Decide whether each statement agrees with the text on being a late adopter of gadgets, answering yes or no and quoting the words of the text that decide it. (a) Early adopters serve as beta-testers of a gadget's first version. (b) The writer lacks the discipline to use a gadget under proper conditions. (c) Looking up directions on GoogleMaps could be more reliable than asking someone.

◆ **Provided text**:
▬▬▬▬▬▬▬▬▬▬

The good thing about being a late adopter is that the early adopters are the beta-testers (they get bragging rights for compensation) of the inaugural version, leading invariably to a sophomore model that has more of the kinks worked out. Even then, there’s a lot of deliberate consideration on my part as to whether to get a certain gadget:

Choices, choices, choices:
Which one should I get? DVD or Blu-ray? iPhone or Android or Blackberry? Laptop vs. notebook vs. tablet?

Will this gadget be more of a help or a distraction?
Yes I have the discipline to use it under proper conditions. But look at all the morons out there who text while driving, talk on the phone at the movies, or disturb their fellow audience with the bright screen on while at a performance. And all those whose heads are bowed to the glass screens instead of lifted up in engaging with humans around them. Maybe it’s the ultimate solution for the age-old dilemma of guys who don’t want to have to ask someone for directions when they are lost; they can simply look it up on GoogleMaps. (And indeed, it could be more reliable)

▬▬▬▬▬▬▬▬▬▬

◆ **Material shown**:
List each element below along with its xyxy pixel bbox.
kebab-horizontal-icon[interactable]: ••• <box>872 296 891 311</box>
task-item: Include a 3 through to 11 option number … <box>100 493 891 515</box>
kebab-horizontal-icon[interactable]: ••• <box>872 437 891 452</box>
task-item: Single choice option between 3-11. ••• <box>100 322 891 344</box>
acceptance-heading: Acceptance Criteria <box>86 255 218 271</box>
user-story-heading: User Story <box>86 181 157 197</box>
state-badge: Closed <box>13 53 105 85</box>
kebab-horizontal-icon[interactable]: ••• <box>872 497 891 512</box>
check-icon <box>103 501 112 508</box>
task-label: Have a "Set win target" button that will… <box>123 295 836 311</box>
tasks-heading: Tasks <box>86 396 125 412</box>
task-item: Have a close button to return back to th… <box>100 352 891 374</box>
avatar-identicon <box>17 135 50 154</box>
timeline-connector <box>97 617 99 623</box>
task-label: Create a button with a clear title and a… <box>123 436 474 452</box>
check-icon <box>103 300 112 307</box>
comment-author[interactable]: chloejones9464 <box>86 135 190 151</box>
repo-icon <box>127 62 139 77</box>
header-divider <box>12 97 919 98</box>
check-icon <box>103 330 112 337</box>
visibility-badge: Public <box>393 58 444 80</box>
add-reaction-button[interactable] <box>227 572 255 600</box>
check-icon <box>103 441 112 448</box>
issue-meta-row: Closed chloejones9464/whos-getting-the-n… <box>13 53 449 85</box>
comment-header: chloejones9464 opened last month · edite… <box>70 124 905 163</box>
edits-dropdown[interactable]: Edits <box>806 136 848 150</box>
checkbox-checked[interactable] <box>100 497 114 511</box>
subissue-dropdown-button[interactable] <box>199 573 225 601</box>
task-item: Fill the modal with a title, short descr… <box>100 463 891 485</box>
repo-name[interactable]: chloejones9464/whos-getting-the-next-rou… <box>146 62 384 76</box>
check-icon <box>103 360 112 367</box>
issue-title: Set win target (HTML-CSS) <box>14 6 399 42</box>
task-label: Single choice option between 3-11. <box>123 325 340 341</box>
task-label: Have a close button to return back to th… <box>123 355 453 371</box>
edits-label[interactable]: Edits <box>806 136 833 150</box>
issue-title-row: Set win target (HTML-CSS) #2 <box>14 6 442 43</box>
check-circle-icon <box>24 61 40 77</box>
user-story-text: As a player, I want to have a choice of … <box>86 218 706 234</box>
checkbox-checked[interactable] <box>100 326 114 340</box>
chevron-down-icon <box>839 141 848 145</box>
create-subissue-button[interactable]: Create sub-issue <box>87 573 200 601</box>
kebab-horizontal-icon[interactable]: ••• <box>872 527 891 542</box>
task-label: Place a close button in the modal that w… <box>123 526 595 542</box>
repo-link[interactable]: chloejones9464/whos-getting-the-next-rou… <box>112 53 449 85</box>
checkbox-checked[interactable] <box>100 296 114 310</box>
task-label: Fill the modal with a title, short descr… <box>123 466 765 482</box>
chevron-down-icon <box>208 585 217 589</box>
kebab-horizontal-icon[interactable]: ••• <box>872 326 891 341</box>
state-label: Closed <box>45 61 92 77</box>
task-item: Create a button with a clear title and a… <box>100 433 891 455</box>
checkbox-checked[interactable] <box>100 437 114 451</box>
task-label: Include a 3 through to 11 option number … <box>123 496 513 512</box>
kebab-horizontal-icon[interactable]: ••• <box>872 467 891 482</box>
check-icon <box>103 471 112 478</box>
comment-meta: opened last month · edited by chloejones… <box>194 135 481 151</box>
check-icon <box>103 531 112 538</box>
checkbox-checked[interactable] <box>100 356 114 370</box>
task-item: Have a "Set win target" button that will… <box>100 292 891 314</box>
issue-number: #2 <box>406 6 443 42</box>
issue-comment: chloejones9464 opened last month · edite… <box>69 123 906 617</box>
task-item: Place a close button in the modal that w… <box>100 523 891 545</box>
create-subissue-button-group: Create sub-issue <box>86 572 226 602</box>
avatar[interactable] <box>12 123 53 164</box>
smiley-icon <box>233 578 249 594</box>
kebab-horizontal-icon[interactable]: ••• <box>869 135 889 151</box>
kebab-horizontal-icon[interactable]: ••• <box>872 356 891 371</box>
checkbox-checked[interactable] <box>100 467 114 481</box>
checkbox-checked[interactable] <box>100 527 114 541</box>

▬▬▬▬▬▬▬▬▬▬

◆ **Result**:
(a) Yes: "the early adopters are the beta-testers (they get bragging rights for compensation) of the inaugural version"
(b) No: "Yes I have the discipline to use it under proper conditions."
(c) Yes: "(And indeed, it could be more reliable)"